■ **What you will do**: Reproduce the passage in the letters to the editor from "In 2001, I visited" up to and including "of his interest.".

■ **Selection**:
========================================================================
March 01, 2004

Letters to the Editor


To the Editors:

I read with interest Dasha Demourova’s story on the Lenin statues. I have another view of this from my eight years working in Lviv, Ukraine. I arrived there in 1994, three years after Ukrainian independence. By that time, the city had managed to eradicate almost all traces of Russia, the Party and statues of Lenin. Western Ukrainians tend to have a less romantic view of Vladimir Ilyich and Communism, as they only had to endure it since the end of the war (except for two unpleasant years between the Polish partition and Barbarosa). I also wondered what happened to all the Lenin statues in Lviv and the surrounding oblasts. Then, in 1996, I had the opportunity to visit the famous bronze monument enterprise in Lviv and discovered them busily casting statues of Taras Shevchenko and other Ukrainian notables and using old bronze statues of Lenin as a source of metal. Walking around outside the casting building, one could see the discarded bases of many of the old monuments – it was sort of a epilogue of who was “out” (and laying around in the snow) and who was “in” (being cast).

In 2001, I visited Yalta (Lenin and the “old days” seem to be more popular there) and noted that there was a nice Lenin statue in the main plaza with his arm outstretched – possibly the old aim was across the Black Sea to Turkey, but now fate has intervened and the new waterfront McDonalds is the object of his interest.

O.K. Buros

Aurora, CO

 

To the Editors:

It seems, in publishing your article on the elections in Chechnya [Nov/Dec 03], you have opened a can of worms. I would like to thank you for opening that can of worms, and for your clear reporting through polls on the opinion of the Russian people about the conflict in Chechnya. All we ever hear of the conflict in the American media is sensational reporting about terrorist attacks, but we never get to the substance of the conflict. Of course, terrorist attacks on innocent civilians is not laudable, but in order to understand these actions, we need to know what is happening in Chechnya and why these people leave their homes to strap bombs to themselves in Nord-Ost, knowing that they are going to die. This is not the action of a person whose family has been safe, happy, or free. This is the action of a person who has been brutalized. By reporting on the stories that do not get reported in mainstream media, you are doing us a great service.
========================================================================
■ **Excerpted records**:

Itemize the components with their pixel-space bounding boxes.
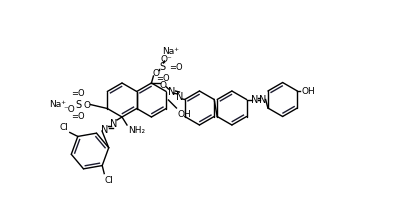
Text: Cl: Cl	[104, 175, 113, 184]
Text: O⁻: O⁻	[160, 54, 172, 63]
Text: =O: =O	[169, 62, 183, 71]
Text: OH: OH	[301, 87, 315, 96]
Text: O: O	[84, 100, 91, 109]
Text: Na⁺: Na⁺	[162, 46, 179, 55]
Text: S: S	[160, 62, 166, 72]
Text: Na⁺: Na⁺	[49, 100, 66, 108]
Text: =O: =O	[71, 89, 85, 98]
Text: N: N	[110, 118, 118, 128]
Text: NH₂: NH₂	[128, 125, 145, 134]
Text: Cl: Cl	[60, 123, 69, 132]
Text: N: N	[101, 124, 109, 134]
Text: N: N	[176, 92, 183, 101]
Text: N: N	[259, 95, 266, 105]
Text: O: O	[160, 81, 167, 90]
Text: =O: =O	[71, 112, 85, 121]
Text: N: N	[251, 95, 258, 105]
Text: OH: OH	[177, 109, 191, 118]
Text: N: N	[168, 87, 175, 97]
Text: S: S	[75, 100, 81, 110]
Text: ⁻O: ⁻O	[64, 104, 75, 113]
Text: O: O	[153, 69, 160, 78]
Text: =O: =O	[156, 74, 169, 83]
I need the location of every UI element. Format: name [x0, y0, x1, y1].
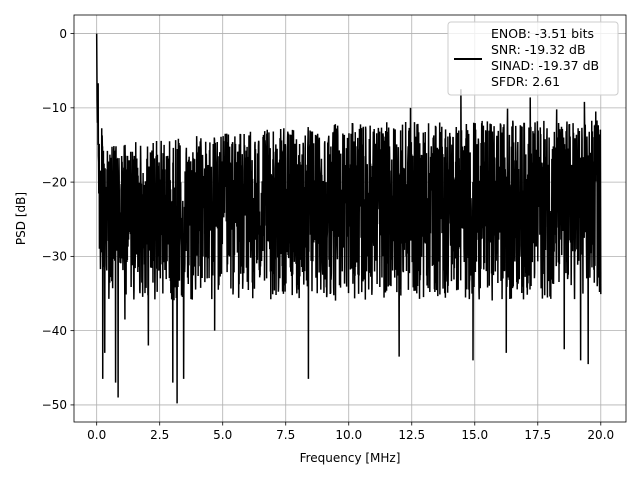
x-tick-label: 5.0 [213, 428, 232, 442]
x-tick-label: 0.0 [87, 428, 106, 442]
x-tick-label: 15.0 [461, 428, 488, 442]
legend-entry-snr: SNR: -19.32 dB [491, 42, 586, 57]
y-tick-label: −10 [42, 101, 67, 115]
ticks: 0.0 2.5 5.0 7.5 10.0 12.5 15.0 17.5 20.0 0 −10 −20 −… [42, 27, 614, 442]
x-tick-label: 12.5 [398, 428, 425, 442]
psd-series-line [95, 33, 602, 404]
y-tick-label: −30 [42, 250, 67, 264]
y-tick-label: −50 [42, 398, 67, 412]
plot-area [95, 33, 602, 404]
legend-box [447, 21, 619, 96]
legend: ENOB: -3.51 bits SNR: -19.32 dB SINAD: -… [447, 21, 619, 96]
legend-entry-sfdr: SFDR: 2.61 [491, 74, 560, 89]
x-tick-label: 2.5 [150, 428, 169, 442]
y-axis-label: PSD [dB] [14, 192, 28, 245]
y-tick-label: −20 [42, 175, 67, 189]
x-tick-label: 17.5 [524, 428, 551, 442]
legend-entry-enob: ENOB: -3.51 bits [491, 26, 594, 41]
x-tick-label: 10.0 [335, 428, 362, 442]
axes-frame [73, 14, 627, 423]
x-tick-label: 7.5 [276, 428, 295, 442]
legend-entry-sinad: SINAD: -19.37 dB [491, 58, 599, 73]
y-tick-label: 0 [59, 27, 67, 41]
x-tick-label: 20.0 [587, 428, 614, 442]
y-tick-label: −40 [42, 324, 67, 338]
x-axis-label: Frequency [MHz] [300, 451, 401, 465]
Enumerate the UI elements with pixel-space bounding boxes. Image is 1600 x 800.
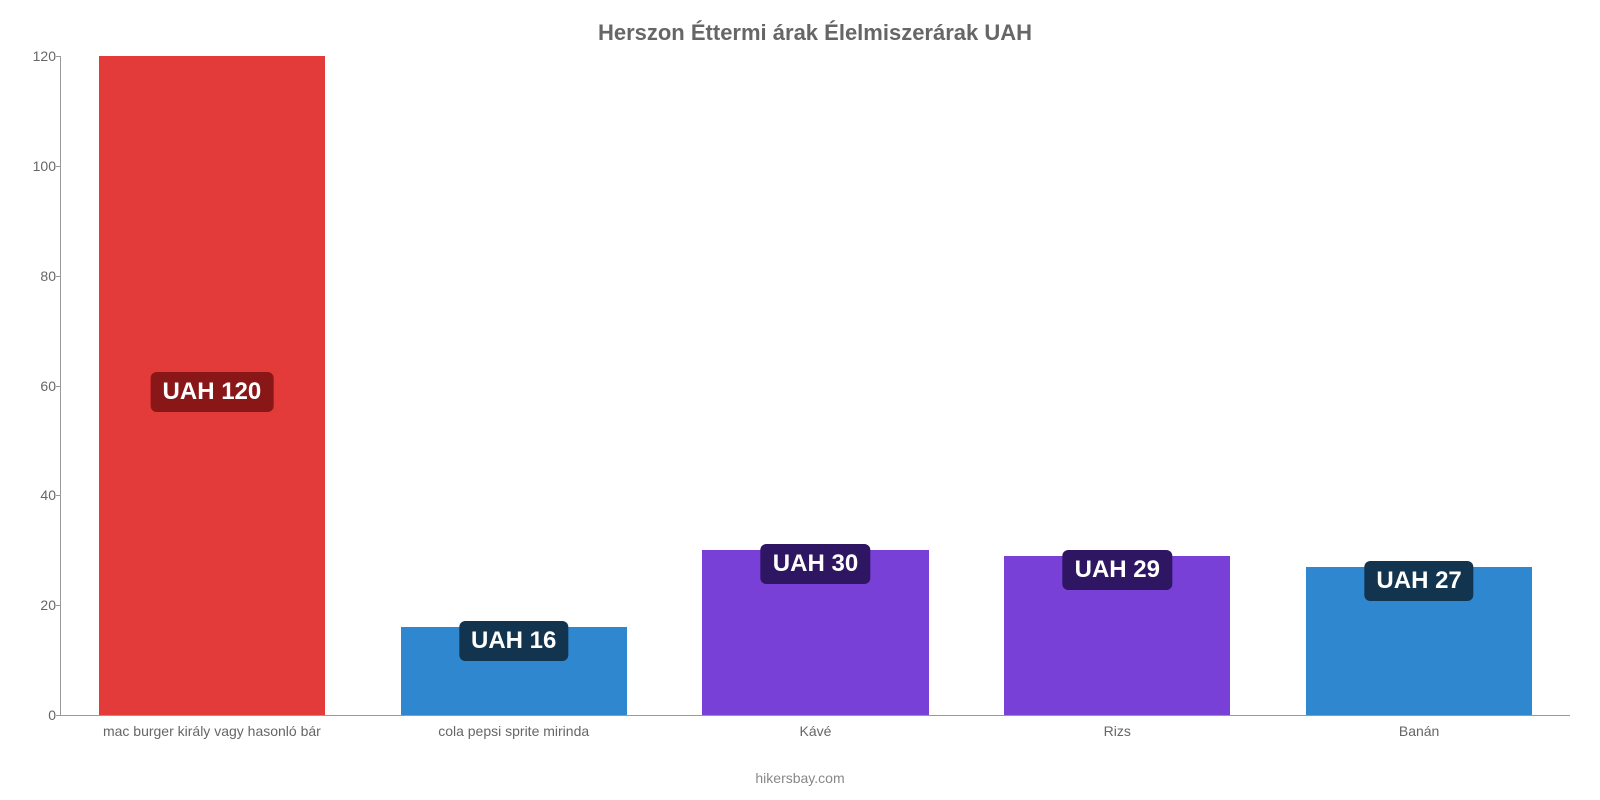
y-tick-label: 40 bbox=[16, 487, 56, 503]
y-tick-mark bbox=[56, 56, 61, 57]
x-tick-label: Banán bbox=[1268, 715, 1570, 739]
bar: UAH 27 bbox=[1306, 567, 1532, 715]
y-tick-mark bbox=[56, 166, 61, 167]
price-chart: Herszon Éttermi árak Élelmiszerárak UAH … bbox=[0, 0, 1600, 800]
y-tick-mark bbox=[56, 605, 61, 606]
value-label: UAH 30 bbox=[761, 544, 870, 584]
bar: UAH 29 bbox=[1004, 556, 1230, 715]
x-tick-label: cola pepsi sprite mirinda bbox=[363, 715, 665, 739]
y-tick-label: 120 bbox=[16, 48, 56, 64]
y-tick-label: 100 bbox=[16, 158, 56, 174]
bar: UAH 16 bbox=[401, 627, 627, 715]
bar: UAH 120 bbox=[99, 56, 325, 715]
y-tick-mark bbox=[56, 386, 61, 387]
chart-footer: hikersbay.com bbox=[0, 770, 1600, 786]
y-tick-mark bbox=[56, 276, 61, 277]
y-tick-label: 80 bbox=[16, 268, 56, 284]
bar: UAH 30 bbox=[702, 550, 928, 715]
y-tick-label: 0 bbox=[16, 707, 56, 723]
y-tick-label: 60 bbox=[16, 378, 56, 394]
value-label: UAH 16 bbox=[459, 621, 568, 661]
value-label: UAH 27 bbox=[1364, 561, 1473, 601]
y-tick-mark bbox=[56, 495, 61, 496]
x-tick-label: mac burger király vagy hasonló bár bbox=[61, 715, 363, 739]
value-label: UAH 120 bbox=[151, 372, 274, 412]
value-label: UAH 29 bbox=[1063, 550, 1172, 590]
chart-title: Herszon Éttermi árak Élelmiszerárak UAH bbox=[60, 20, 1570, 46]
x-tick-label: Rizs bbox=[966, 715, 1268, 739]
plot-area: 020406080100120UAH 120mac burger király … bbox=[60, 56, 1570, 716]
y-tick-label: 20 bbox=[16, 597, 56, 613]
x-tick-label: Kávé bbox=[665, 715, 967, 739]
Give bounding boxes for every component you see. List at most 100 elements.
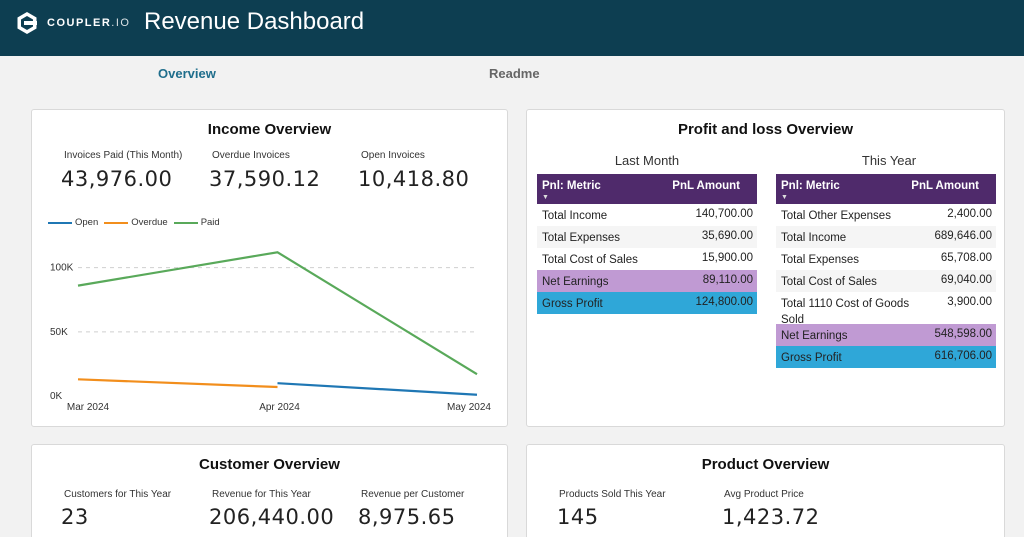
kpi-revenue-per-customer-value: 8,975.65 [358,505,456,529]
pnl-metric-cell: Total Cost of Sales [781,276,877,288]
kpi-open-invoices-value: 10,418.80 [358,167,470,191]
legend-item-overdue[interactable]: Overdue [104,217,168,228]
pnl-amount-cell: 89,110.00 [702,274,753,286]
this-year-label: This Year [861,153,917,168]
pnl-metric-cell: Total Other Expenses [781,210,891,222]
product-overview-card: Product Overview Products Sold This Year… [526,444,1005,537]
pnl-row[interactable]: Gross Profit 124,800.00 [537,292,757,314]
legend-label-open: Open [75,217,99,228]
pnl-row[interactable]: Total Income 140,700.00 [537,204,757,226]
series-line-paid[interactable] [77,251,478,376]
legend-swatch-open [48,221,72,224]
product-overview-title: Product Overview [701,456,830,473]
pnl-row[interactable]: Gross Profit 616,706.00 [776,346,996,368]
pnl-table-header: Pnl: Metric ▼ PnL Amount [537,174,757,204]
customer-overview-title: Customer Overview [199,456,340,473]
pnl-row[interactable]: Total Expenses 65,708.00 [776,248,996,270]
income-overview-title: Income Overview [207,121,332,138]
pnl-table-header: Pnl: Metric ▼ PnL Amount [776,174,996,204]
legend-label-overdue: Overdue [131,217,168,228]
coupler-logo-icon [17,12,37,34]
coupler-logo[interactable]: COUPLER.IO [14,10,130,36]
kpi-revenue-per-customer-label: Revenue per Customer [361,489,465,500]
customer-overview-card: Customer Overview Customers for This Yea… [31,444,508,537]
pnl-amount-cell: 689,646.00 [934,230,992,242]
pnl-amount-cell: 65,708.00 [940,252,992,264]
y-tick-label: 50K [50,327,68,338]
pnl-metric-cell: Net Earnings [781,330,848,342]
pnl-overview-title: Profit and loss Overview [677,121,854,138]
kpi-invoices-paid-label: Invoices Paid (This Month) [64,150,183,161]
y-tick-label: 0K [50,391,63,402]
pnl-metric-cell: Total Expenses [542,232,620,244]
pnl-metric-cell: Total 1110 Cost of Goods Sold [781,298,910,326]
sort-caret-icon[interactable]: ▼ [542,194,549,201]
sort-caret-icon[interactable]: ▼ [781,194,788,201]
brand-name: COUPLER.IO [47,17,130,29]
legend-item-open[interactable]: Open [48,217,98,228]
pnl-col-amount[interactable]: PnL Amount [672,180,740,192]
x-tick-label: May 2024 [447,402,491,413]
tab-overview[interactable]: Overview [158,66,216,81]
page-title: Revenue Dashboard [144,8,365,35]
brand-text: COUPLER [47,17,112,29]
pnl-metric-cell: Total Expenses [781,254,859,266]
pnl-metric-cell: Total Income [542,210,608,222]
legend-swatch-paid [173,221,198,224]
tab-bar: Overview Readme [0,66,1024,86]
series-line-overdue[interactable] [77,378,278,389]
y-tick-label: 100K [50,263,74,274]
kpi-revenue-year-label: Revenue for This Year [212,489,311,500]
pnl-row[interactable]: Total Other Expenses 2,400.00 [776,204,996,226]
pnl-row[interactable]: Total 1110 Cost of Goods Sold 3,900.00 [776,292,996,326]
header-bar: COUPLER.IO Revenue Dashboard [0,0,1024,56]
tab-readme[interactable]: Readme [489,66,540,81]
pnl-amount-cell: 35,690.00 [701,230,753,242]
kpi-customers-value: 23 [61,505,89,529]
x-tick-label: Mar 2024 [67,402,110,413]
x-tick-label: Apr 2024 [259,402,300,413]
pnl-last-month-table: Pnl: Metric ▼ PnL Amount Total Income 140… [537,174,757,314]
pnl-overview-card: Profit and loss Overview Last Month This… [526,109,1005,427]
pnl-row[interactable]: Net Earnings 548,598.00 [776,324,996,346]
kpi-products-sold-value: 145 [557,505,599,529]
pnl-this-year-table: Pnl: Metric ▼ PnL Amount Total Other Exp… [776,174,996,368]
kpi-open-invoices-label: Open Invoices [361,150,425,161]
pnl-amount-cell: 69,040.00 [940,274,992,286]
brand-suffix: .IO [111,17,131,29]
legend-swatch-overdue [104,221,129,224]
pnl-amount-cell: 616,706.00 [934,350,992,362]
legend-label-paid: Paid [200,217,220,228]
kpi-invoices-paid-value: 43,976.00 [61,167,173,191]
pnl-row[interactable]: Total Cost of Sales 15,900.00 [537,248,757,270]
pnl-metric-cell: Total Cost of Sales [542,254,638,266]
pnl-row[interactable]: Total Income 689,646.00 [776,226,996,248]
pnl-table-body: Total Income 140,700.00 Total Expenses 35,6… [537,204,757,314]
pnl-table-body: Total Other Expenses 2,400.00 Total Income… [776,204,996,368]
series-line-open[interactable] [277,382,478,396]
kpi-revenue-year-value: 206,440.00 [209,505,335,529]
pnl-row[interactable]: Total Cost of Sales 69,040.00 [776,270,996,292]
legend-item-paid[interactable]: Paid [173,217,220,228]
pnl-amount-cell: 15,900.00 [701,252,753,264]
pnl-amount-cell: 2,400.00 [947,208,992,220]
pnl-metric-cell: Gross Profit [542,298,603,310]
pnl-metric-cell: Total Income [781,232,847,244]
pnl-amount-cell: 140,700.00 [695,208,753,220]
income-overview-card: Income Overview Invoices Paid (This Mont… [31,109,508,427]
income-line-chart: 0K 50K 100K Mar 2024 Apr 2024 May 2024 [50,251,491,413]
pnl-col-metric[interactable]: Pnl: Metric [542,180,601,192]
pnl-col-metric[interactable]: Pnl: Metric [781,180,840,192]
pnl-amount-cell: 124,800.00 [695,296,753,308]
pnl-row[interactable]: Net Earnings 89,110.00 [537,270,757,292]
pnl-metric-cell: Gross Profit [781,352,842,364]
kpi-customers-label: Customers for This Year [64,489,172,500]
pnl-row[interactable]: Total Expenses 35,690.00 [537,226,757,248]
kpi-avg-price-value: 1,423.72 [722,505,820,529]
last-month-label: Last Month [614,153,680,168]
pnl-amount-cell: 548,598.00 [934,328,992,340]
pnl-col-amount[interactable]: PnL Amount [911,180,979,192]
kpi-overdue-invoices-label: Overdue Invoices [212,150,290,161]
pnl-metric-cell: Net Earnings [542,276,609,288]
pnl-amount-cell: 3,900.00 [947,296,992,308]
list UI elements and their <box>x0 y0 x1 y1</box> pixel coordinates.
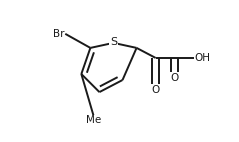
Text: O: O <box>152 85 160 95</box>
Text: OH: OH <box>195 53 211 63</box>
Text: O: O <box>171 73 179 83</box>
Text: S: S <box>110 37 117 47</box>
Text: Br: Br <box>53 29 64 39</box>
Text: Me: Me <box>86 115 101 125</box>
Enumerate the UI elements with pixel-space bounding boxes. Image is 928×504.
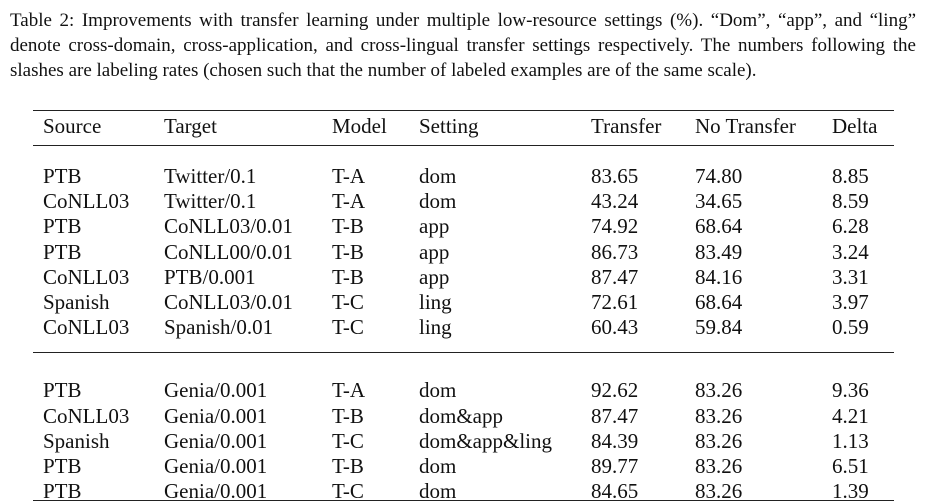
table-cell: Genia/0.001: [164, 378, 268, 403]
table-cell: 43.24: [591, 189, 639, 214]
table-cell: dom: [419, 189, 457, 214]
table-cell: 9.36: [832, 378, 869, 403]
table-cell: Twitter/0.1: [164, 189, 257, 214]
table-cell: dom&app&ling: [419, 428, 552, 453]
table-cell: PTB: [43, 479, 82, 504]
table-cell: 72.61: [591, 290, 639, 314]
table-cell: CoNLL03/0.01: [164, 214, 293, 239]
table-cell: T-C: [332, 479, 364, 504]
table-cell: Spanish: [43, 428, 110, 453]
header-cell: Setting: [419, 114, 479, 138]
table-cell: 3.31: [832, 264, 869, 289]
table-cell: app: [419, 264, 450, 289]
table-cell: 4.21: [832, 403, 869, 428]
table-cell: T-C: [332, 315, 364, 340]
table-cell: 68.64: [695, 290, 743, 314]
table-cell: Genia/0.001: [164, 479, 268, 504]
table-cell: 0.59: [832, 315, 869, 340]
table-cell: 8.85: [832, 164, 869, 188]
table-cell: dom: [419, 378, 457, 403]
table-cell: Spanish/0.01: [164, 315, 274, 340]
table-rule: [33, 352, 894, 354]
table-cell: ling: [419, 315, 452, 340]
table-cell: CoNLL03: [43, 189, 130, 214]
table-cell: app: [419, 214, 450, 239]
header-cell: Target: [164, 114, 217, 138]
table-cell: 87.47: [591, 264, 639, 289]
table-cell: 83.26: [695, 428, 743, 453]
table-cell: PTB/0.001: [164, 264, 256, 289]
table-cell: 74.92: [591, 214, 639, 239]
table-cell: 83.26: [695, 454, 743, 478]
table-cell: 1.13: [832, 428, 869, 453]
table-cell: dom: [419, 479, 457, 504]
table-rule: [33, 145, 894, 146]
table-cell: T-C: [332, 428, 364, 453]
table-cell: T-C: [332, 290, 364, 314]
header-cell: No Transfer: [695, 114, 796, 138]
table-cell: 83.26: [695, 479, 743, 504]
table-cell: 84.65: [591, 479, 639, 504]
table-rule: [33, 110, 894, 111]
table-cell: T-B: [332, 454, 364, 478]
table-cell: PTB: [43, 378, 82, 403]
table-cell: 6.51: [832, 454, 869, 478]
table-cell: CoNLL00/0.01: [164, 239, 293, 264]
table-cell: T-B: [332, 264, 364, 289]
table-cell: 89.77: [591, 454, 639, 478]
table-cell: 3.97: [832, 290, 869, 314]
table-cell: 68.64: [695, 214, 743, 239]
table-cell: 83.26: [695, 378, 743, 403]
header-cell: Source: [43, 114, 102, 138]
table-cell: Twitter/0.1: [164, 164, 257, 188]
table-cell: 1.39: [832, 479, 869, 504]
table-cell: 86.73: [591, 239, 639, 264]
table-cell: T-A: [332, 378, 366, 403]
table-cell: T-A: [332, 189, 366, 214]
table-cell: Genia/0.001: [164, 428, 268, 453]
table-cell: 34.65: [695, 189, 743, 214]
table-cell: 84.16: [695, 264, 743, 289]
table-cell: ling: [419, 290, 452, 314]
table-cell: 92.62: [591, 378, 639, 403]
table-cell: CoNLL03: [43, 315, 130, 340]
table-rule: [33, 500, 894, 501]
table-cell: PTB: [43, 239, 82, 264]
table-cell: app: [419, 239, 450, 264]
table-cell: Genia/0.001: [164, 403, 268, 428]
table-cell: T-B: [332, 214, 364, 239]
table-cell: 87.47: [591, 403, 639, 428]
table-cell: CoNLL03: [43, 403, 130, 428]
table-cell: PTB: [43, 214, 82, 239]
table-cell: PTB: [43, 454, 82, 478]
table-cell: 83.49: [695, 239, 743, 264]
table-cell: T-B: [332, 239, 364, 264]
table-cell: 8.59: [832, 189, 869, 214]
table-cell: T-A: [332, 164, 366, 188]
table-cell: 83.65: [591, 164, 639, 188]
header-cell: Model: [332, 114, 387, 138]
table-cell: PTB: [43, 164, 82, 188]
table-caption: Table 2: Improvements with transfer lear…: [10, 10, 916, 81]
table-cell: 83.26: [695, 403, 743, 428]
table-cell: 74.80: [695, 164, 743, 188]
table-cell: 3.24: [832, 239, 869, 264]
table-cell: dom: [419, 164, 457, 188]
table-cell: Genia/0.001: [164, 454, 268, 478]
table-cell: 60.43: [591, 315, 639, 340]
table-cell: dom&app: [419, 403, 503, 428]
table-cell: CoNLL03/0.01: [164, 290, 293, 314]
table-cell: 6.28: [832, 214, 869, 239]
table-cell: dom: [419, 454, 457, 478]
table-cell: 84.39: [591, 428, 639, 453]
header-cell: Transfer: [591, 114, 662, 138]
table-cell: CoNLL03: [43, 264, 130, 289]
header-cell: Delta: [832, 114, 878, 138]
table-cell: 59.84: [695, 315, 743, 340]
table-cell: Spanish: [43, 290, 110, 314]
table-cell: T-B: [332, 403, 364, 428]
========================================================================
■ **Worked answer**:
In 2001, I visited Yalta (Lenin and the “old days” seem to be more popular there) and noted that there was a nice Lenin statue in the main plaza with his arm outstretched – possibly the old aim was across the Black Sea to Turkey, but now fate has intervened and the new waterfront McDonalds is the object of his interest.